What this task involves:
In the material below, identify each line bearing the word "Temsaman". Reproduce those lines.

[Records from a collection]
§

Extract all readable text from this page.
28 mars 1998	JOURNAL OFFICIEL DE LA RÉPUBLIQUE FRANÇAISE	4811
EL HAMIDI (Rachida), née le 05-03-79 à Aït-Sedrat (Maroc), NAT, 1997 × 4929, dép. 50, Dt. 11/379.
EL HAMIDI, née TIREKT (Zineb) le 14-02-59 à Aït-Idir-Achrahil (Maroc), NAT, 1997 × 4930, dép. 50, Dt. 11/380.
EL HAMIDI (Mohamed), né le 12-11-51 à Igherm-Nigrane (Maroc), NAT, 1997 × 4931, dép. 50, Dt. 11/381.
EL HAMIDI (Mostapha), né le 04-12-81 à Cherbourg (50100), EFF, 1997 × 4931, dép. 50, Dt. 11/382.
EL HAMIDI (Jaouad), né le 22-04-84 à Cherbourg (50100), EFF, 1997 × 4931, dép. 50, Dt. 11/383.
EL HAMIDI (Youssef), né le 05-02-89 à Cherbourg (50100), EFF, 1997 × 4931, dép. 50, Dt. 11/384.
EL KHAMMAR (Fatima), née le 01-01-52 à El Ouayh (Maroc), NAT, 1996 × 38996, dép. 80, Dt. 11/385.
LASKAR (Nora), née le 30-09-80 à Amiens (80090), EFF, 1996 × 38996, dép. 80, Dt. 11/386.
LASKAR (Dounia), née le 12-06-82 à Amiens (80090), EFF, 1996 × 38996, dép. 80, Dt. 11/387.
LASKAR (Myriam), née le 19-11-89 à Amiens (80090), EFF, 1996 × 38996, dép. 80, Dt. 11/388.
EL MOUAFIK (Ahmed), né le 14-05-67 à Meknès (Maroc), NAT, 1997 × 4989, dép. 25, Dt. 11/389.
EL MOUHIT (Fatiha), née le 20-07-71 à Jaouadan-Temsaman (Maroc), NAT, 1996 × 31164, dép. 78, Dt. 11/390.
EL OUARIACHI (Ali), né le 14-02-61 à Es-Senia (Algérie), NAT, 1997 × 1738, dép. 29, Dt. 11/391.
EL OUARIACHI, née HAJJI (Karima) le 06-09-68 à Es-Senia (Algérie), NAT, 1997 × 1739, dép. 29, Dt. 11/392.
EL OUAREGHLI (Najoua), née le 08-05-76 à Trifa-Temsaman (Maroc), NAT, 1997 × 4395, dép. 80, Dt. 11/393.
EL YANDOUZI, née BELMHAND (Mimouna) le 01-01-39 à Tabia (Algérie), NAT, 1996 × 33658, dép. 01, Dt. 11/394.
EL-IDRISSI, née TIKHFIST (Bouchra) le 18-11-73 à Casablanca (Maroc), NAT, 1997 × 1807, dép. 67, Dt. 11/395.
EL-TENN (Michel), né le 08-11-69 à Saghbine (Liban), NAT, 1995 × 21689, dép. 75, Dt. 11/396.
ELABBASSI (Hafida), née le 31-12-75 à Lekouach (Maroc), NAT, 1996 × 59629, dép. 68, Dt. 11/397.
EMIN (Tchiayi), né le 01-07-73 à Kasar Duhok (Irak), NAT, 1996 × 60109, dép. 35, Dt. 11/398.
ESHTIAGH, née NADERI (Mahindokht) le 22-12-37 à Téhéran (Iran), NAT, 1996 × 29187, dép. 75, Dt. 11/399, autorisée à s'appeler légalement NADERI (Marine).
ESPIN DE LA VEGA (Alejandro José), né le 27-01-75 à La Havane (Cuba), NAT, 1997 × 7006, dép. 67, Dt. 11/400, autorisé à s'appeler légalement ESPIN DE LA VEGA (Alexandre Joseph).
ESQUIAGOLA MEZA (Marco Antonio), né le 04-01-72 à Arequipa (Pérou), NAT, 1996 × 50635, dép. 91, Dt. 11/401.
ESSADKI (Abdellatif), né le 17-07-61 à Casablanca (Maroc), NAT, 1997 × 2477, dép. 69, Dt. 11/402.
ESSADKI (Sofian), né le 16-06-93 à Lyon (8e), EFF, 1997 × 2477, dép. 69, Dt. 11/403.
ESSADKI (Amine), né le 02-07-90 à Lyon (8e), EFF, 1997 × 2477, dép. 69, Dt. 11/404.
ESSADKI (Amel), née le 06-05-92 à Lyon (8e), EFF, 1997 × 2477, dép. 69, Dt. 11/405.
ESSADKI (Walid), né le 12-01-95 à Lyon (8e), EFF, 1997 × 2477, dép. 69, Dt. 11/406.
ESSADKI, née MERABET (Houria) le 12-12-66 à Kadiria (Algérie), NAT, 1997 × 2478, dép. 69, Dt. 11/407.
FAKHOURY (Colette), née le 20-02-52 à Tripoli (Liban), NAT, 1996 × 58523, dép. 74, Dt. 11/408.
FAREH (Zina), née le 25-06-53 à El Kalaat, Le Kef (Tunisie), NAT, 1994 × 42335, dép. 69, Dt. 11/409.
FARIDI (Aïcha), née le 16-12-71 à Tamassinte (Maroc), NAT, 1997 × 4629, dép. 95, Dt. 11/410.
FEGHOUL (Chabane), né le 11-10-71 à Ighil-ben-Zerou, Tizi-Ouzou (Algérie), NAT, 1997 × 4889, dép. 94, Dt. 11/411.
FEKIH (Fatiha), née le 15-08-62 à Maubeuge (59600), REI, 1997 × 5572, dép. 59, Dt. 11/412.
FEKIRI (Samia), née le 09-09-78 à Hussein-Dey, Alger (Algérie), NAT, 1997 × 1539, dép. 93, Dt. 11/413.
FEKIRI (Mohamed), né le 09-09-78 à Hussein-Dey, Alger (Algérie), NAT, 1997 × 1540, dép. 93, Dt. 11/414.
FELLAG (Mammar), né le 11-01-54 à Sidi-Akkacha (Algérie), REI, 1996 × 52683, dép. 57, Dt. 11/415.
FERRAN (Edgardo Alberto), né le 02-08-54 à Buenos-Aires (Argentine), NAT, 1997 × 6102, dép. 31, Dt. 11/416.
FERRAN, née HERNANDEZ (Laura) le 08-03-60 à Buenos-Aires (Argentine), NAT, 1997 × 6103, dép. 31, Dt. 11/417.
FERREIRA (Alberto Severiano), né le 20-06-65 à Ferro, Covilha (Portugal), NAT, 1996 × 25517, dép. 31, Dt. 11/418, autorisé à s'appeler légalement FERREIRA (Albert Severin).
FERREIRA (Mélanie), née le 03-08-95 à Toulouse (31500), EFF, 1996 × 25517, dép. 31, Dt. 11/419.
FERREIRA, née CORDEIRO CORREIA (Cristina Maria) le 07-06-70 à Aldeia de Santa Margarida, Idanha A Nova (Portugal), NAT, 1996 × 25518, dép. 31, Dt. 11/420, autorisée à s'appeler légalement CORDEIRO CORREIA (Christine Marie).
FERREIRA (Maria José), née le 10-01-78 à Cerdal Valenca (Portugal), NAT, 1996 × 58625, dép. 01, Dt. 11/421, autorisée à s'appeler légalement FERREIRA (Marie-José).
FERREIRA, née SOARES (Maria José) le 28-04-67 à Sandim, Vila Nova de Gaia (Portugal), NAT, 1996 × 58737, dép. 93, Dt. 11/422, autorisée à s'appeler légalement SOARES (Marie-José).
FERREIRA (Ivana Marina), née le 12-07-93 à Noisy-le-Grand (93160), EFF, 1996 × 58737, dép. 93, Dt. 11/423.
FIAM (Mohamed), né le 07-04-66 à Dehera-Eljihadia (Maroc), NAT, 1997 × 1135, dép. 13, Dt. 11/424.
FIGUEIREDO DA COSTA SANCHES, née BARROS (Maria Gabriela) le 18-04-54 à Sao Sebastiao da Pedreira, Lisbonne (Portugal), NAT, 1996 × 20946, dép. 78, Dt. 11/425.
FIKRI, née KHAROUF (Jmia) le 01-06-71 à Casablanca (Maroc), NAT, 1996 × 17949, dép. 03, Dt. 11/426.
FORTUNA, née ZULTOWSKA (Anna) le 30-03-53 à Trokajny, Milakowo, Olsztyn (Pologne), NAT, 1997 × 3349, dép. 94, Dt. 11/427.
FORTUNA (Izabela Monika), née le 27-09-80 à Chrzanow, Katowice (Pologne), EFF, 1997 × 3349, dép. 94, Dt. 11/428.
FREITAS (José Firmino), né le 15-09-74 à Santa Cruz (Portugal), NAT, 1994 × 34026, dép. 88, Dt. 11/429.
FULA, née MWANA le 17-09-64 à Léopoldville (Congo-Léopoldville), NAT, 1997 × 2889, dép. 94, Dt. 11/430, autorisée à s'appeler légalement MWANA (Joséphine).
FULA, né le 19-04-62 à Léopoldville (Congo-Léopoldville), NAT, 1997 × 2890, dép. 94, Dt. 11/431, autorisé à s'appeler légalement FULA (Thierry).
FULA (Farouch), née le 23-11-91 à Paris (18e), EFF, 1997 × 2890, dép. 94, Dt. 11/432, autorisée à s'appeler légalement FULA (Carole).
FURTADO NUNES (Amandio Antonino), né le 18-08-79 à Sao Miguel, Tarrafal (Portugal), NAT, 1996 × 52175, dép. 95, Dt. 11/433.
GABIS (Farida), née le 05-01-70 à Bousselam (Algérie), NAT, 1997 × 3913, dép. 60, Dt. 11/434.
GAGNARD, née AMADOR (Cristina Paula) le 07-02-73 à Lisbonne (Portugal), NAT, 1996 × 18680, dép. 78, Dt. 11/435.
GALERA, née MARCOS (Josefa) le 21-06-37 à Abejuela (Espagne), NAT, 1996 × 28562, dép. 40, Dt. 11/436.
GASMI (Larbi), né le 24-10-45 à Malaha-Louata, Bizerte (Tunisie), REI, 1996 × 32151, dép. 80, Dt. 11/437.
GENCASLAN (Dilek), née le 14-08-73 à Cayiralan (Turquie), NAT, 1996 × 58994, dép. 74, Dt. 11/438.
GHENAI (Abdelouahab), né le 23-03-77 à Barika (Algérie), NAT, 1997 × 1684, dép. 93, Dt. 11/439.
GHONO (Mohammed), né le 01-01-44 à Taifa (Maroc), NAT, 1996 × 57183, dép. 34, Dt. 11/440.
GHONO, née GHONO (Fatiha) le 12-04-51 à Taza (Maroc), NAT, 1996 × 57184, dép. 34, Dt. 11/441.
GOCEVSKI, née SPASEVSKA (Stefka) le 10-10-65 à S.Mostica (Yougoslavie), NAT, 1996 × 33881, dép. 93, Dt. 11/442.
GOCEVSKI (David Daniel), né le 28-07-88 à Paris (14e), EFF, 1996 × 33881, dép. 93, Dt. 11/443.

§

Finished exercise:
EL MOUHIT (Fatiha), née le 20-07-71 à Jaouadan-Temsaman (Maroc), NAT, 1996 × 31164, dép. 78, Dt. 11/390.
EL OUAREGHLI (Najoua), née le 08-05-76 à Trifa-Temsaman (Maroc), NAT, 1997 × 4395, dép. 80, Dt. 11/393.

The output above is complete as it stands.